What needs to be done> Copy out every line of the records below word for word, leaving out the pictures.

══ Listing ══

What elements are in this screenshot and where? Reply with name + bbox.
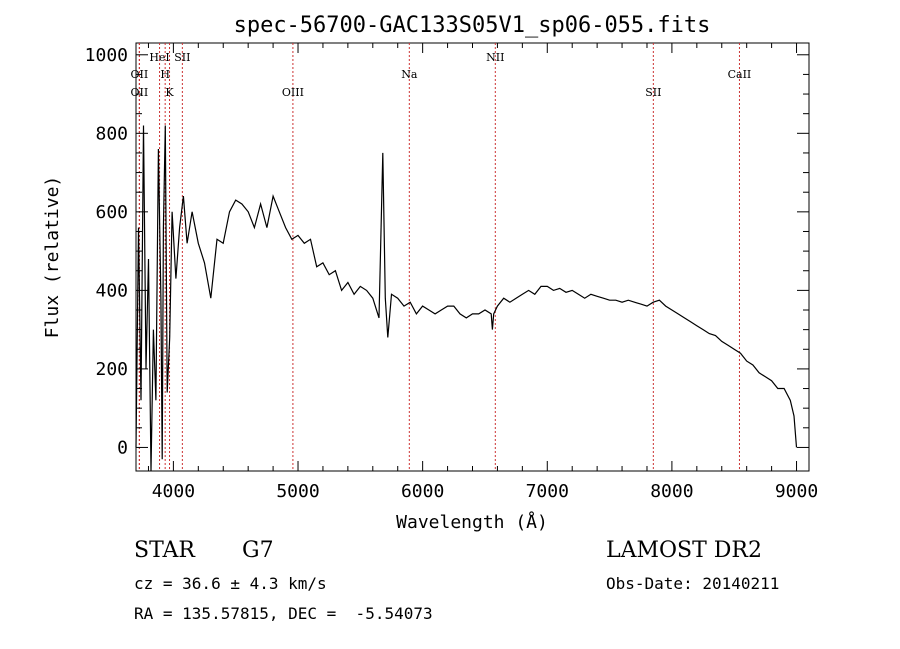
redshift-velocity: cz = 36.6 ± 4.3 km/s [134, 574, 327, 593]
x-tick-label: 4000 [152, 481, 195, 502]
y-tick-label: 0 [117, 437, 128, 458]
y-tick-label: 1000 [85, 45, 128, 66]
spectral-line-label: SII [174, 51, 190, 64]
y-tick-label: 800 [95, 123, 128, 144]
survey-name: LAMOST DR2 [606, 538, 762, 563]
x-tick-label: 5000 [276, 481, 319, 502]
spectrum-series [135, 125, 798, 472]
spectrum-line [135, 125, 798, 472]
spectral-line-label: H [160, 68, 170, 81]
x-tick-label: 8000 [650, 481, 693, 502]
spectral-line-label: SII [645, 86, 661, 99]
spectral-line-label: CaII [728, 68, 752, 81]
plot-frame [135, 42, 810, 472]
spectral-line-label: OII [131, 86, 149, 99]
spectral-line-label: NII [486, 51, 504, 64]
chart-title: spec-56700-GAC133S05V1_sp06-055.fits [234, 13, 711, 38]
spectral-line-label: HeI [149, 51, 169, 64]
y-axis-label: Flux (relative) [42, 176, 63, 339]
spectral-line-label: K [165, 86, 174, 99]
spectral-line-markers: OIIOIIHeIHKSIIOIIINaNIISIICaII [131, 43, 752, 471]
x-axis-label: Wavelength (Å) [396, 511, 548, 533]
spectrum-chart: spec-56700-GAC133S05V1_sp06-055.fits OII… [42, 13, 818, 533]
spectral-line-label: Na [401, 68, 418, 81]
y-tick-label: 400 [95, 280, 128, 301]
coordinates: RA = 135.57815, DEC = -5.54073 [134, 604, 433, 623]
y-tick-label: 600 [95, 202, 128, 223]
object-class: STAR [134, 538, 195, 563]
x-tick-label: 9000 [775, 481, 818, 502]
spectral-line-label: OIII [282, 86, 304, 99]
y-tick-label: 200 [95, 359, 128, 380]
x-tick-label: 7000 [526, 481, 569, 502]
x-tick-label: 6000 [401, 481, 444, 502]
axes: 4000 5000 6000 7000 8000 9000 0 200 400 600 800 100… [85, 43, 818, 502]
observation-date: Obs-Date: 20140211 [606, 574, 780, 593]
object-subclass: G7 [242, 538, 274, 563]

═══

Exercise result>
What elements are in this screenshot and where? Reply with name + bbox.
redshift-velocity: cz = 36.6 ± 4.3 km/s [134, 574, 327, 593]
x-tick-label: 4000 [152, 481, 195, 502]
y-tick-label: 0 [117, 437, 128, 458]
y-tick-label: 1000 [85, 45, 128, 66]
spectral-line-label: SII [174, 51, 190, 64]
y-tick-label: 800 [95, 123, 128, 144]
survey-name: LAMOST DR2 [606, 538, 762, 563]
x-tick-label: 5000 [276, 481, 319, 502]
spectrum-series [135, 125, 798, 472]
spectrum-line [135, 125, 798, 472]
spectral-line-label: H [160, 68, 170, 81]
x-tick-label: 8000 [650, 481, 693, 502]
spectral-line-label: SII [645, 86, 661, 99]
spectral-line-label: CaII [728, 68, 752, 81]
plot-frame [135, 42, 810, 472]
spectral-line-label: OII [131, 86, 149, 99]
spectral-line-label: NII [486, 51, 504, 64]
chart-title: spec-56700-GAC133S05V1_sp06-055.fits [234, 13, 711, 38]
spectral-line-label: HeI [149, 51, 169, 64]
y-axis-label: Flux (relative) [42, 176, 63, 339]
spectral-line-label: K [165, 86, 174, 99]
spectral-line-markers: OIIOIIHeIHKSIIOIIINaNIISIICaII [131, 43, 752, 471]
x-axis-label: Wavelength (Å) [396, 511, 548, 533]
spectrum-chart: spec-56700-GAC133S05V1_sp06-055.fits OII… [42, 13, 818, 533]
spectral-line-label: Na [401, 68, 418, 81]
y-tick-label: 400 [95, 280, 128, 301]
coordinates: RA = 135.57815, DEC = -5.54073 [134, 604, 433, 623]
y-tick-label: 600 [95, 202, 128, 223]
object-class: STAR [134, 538, 195, 563]
x-tick-label: 9000 [775, 481, 818, 502]
spectral-line-label: OIII [282, 86, 304, 99]
y-tick-label: 200 [95, 359, 128, 380]
x-tick-label: 7000 [526, 481, 569, 502]
x-tick-label: 6000 [401, 481, 444, 502]
axes: 4000 5000 6000 7000 8000 9000 0 200 400 600 800 100… [85, 43, 818, 502]
observation-date: Obs-Date: 20140211 [606, 574, 780, 593]
object-subclass: G7 [242, 538, 274, 563]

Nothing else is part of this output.